** Goal **
Select each line where the word "объявления" appears.

● ● ● ● ●

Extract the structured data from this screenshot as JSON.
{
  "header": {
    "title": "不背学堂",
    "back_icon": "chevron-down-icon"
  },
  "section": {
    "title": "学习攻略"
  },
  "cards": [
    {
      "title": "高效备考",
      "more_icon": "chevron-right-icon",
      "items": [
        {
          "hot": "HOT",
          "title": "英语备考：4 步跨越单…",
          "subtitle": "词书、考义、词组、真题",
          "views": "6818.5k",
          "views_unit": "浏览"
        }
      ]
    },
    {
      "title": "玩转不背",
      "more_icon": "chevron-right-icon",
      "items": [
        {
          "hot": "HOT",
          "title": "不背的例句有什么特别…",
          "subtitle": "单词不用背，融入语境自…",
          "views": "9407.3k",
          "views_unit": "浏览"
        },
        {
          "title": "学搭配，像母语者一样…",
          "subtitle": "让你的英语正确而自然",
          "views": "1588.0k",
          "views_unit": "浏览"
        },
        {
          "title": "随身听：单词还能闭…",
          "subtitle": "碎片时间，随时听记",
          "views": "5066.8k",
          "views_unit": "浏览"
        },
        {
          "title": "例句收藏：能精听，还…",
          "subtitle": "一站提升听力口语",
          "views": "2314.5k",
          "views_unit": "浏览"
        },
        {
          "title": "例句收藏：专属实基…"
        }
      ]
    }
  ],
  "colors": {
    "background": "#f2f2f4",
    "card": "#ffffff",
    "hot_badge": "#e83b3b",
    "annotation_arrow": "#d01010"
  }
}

● ● ● ● ●

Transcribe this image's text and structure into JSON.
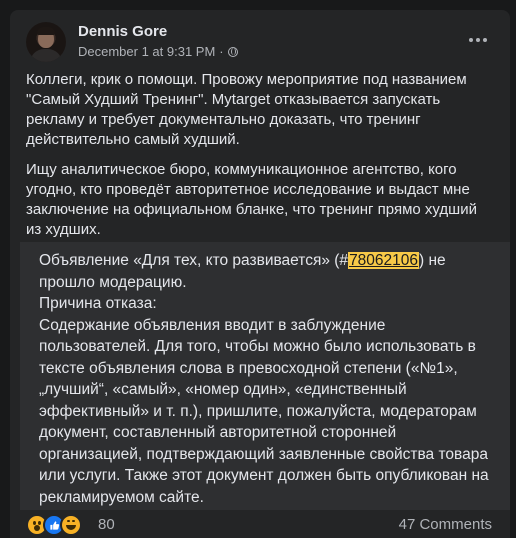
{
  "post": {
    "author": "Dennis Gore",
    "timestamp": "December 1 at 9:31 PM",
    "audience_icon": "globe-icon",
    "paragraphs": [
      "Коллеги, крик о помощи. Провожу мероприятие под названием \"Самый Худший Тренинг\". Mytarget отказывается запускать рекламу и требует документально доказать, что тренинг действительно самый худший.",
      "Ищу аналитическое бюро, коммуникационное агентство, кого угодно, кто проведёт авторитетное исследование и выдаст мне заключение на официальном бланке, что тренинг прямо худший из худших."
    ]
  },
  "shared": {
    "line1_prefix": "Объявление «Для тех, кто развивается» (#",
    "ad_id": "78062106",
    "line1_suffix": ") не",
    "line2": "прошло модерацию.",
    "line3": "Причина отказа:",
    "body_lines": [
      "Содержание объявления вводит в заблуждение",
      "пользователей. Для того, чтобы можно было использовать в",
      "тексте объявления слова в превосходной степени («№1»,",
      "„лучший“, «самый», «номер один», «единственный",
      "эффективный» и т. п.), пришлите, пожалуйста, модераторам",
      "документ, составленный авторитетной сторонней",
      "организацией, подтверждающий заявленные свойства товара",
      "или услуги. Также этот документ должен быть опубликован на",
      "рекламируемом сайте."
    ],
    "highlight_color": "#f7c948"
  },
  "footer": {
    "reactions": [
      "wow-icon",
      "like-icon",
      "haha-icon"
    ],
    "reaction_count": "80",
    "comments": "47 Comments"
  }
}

● ● ● ● ●

** Written solution **
      "Содержание объявления вводит в заблуждение",
      "тексте объявления слова в превосходной степени («№1»,",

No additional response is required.